### Given instruction
Using the listing below, please gather every line containing the word "sectors".

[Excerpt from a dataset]
○ ○ ○ ○ ○
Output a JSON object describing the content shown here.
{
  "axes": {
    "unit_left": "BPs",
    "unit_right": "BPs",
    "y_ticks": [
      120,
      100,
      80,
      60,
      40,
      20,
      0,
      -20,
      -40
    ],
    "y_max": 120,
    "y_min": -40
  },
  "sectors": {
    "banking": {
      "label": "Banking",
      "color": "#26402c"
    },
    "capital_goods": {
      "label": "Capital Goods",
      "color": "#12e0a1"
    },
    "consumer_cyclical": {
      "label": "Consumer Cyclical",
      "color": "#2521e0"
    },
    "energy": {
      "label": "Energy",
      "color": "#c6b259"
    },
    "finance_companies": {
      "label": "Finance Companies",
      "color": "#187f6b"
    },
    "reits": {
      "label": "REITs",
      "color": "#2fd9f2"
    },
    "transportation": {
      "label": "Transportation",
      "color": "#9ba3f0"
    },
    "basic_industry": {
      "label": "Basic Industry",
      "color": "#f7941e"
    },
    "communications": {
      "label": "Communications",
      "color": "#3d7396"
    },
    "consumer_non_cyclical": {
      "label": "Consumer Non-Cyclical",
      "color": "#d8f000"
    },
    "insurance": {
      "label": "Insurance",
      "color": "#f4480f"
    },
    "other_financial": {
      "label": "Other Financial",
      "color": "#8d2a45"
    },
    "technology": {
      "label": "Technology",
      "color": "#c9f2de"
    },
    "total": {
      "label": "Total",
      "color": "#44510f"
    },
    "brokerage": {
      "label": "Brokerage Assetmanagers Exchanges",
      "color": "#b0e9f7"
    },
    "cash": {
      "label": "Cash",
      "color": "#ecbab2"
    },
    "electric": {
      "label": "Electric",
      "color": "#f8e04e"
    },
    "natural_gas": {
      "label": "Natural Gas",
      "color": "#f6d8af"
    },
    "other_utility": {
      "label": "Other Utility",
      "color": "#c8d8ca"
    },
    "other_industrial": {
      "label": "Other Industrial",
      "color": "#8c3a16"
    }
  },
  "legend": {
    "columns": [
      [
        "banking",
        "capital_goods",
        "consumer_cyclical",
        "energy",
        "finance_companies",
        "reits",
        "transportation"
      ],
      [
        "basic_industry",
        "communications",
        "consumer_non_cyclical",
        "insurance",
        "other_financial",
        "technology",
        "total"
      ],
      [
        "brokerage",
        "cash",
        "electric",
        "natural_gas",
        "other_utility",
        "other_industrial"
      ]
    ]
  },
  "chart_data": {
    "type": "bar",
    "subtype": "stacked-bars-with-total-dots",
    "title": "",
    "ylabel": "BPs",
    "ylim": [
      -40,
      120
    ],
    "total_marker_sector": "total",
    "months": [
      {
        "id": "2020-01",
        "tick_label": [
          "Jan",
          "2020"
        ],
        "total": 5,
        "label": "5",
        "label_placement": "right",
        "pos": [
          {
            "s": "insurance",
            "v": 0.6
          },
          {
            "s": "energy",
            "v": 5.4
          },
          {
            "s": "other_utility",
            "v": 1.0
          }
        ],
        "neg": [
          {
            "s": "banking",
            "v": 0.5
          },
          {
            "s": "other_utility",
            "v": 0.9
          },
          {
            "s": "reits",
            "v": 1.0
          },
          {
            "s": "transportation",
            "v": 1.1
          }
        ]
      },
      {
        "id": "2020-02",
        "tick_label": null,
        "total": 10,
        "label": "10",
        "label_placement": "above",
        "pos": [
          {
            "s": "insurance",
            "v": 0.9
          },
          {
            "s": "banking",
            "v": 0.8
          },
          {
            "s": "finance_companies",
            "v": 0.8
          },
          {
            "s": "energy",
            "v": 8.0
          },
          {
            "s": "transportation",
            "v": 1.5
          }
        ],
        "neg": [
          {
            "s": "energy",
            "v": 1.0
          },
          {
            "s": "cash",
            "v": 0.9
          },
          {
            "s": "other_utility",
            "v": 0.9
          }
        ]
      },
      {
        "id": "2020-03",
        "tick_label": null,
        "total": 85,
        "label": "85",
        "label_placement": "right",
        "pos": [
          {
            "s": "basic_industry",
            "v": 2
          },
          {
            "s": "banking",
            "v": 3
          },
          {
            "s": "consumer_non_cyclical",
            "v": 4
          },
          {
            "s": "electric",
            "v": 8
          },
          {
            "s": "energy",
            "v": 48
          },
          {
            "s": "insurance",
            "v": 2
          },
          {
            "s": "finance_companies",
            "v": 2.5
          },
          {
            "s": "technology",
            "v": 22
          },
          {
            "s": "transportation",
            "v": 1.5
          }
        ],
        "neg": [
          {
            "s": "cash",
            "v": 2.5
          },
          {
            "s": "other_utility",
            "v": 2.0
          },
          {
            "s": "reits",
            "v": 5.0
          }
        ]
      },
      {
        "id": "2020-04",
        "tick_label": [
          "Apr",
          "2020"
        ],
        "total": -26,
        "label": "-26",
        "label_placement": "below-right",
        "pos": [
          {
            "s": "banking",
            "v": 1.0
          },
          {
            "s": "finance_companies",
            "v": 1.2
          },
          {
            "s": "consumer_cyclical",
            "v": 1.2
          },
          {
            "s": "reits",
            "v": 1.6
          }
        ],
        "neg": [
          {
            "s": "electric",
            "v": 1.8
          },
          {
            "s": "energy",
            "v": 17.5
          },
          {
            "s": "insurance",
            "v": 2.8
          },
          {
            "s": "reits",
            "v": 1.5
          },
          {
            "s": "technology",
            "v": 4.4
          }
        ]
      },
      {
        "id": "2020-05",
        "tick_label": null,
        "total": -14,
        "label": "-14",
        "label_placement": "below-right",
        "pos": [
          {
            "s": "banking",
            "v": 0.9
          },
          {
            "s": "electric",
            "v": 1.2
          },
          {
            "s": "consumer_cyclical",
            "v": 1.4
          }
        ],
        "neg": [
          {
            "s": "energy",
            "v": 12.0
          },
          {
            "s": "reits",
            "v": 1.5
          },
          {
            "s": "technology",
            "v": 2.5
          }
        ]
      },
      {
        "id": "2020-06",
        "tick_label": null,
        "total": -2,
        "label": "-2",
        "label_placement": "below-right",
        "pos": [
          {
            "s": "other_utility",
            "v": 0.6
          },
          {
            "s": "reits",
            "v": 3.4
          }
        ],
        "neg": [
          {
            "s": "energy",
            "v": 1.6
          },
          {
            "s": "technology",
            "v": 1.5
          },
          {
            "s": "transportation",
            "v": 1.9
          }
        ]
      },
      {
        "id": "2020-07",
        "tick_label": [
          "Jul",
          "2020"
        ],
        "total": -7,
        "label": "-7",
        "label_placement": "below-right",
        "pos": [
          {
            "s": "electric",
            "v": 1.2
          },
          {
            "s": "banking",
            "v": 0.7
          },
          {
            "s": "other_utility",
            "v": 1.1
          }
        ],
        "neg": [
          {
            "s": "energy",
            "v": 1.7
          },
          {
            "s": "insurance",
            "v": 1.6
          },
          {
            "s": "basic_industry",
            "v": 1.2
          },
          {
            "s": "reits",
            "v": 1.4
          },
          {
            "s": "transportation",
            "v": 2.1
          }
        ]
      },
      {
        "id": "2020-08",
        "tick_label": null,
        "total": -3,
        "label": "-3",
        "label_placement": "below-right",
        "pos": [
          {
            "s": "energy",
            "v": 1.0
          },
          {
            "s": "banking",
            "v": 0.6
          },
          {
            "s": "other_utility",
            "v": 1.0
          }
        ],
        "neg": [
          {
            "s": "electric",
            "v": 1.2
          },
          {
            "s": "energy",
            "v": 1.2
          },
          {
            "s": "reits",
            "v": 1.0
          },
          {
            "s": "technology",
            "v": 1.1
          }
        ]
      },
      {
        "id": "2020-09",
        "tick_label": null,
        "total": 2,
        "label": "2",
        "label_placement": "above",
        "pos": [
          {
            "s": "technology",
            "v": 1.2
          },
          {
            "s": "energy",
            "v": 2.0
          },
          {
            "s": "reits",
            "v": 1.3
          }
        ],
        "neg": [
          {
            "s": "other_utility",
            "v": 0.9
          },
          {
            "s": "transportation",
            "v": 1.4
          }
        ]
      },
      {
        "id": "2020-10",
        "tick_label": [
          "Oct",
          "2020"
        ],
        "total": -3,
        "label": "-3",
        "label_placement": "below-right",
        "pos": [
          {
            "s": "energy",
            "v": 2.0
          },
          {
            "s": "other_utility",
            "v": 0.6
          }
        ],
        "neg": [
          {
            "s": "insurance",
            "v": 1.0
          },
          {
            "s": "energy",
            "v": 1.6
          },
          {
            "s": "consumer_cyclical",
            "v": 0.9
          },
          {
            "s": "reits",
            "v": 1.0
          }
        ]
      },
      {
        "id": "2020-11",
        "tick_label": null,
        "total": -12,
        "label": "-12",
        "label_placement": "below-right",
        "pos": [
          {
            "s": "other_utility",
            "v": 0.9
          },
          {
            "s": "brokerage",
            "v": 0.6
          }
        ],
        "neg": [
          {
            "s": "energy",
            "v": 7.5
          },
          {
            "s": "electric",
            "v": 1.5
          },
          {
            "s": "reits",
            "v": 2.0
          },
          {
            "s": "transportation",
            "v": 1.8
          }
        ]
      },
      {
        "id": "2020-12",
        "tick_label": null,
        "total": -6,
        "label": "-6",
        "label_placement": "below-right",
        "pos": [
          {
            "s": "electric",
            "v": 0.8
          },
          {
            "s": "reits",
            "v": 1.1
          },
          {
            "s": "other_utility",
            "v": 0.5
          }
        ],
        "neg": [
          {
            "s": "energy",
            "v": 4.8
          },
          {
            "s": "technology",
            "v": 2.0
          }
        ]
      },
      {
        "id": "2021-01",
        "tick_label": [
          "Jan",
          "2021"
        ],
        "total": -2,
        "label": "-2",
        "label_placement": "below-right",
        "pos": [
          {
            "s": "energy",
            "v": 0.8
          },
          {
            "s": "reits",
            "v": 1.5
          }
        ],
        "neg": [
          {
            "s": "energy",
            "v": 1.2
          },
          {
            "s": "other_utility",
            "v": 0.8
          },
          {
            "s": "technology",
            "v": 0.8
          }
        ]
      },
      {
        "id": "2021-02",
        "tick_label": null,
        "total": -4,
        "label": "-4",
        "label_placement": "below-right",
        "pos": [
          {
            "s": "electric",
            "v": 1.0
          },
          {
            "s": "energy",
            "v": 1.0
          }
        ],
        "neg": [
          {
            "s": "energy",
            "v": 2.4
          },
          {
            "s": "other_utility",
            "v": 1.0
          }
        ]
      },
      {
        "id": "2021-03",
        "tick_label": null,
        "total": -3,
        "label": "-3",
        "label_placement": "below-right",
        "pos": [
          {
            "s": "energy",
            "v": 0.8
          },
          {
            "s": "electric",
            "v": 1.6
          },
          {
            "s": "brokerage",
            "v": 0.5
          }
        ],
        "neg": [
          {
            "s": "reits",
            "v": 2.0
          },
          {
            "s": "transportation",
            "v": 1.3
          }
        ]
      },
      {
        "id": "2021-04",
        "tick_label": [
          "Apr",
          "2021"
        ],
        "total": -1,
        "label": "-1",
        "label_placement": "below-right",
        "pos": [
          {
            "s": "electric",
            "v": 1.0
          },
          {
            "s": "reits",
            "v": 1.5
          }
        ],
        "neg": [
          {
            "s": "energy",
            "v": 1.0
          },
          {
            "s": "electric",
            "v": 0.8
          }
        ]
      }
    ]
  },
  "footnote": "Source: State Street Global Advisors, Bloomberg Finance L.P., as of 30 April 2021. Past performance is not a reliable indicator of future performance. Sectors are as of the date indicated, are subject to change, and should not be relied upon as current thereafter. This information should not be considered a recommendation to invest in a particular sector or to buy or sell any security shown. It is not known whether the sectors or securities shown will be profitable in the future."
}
○ ○ ○ ○ ○
### Task output
  "sectors": {
  "footnote": "Source: State Street Global Advisors, Bloomberg Finance L.P., as of 30 April 2021. Past performance is not a reliable indicator of future performance. Sectors are as of the date indicated, are subject to change, and should not be relied upon as current thereafter. This information should not be considered a recommendation to invest in a particular sector or to buy or sell any security shown. It is not known whether the sectors or securities shown will be profitable in the future."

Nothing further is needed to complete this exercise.